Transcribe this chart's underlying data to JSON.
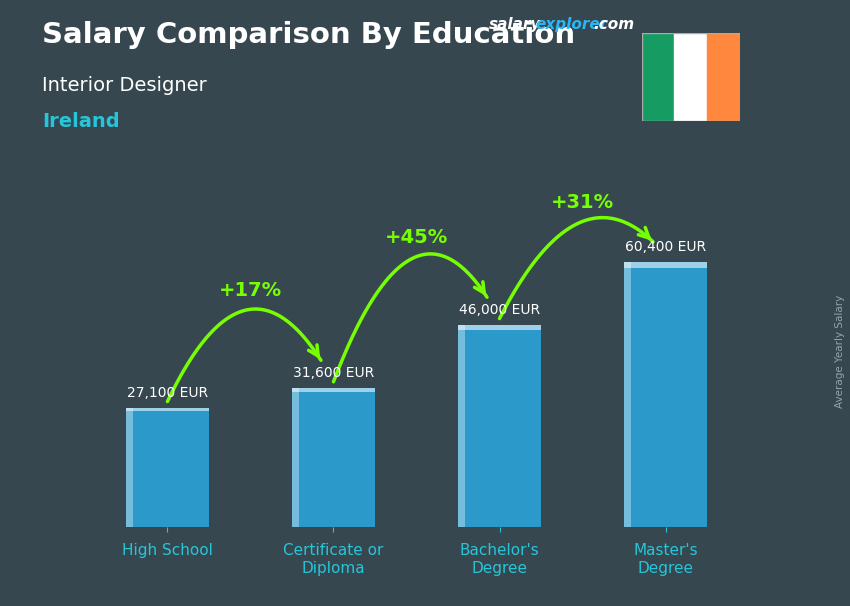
{
  "title_main": "Salary Comparison By Education",
  "subtitle1": "Interior Designer",
  "subtitle2": "Ireland",
  "categories": [
    "High School",
    "Certificate or\nDiploma",
    "Bachelor's\nDegree",
    "Master's\nDegree"
  ],
  "values": [
    27100,
    31600,
    46000,
    60400
  ],
  "value_labels": [
    "27,100 EUR",
    "31,600 EUR",
    "46,000 EUR",
    "60,400 EUR"
  ],
  "pct_labels": [
    "+17%",
    "+45%",
    "+31%"
  ],
  "bar_color": "#29b6f6",
  "bar_alpha": 0.75,
  "bg_color": "#37474f",
  "bg_color2": "#263238",
  "title_color": "#ffffff",
  "subtitle1_color": "#ffffff",
  "subtitle2_color": "#26c6da",
  "value_label_color": "#ffffff",
  "pct_color": "#76ff03",
  "arrow_color": "#76ff03",
  "xlabel_color": "#26c6da",
  "site_salary_color": "#ffffff",
  "site_explorer_color": "#29b6f6",
  "site_com_color": "#ffffff",
  "right_label": "Average Yearly Salary",
  "right_label_color": "#90a4ae",
  "flag_green": "#169b62",
  "flag_white": "#ffffff",
  "flag_orange": "#ff883e",
  "ylim": [
    0,
    80000
  ],
  "bar_width": 0.5
}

◆ ◆ ◆ ◆ ◆ ◆ ◆

The problem
Make an exact copy of all the material, but keep the pictures out of it.

Final answer
Transcribe this chart's underlying data to JSON.
{
  "title_main": "Salary Comparison By Education",
  "subtitle1": "Interior Designer",
  "subtitle2": "Ireland",
  "categories": [
    "High School",
    "Certificate or\nDiploma",
    "Bachelor's\nDegree",
    "Master's\nDegree"
  ],
  "values": [
    27100,
    31600,
    46000,
    60400
  ],
  "value_labels": [
    "27,100 EUR",
    "31,600 EUR",
    "46,000 EUR",
    "60,400 EUR"
  ],
  "pct_labels": [
    "+17%",
    "+45%",
    "+31%"
  ],
  "bar_color": "#29b6f6",
  "bar_alpha": 0.75,
  "bg_color": "#37474f",
  "bg_color2": "#263238",
  "title_color": "#ffffff",
  "subtitle1_color": "#ffffff",
  "subtitle2_color": "#26c6da",
  "value_label_color": "#ffffff",
  "pct_color": "#76ff03",
  "arrow_color": "#76ff03",
  "xlabel_color": "#26c6da",
  "site_salary_color": "#ffffff",
  "site_explorer_color": "#29b6f6",
  "site_com_color": "#ffffff",
  "right_label": "Average Yearly Salary",
  "right_label_color": "#90a4ae",
  "flag_green": "#169b62",
  "flag_white": "#ffffff",
  "flag_orange": "#ff883e",
  "ylim": [
    0,
    80000
  ],
  "bar_width": 0.5
}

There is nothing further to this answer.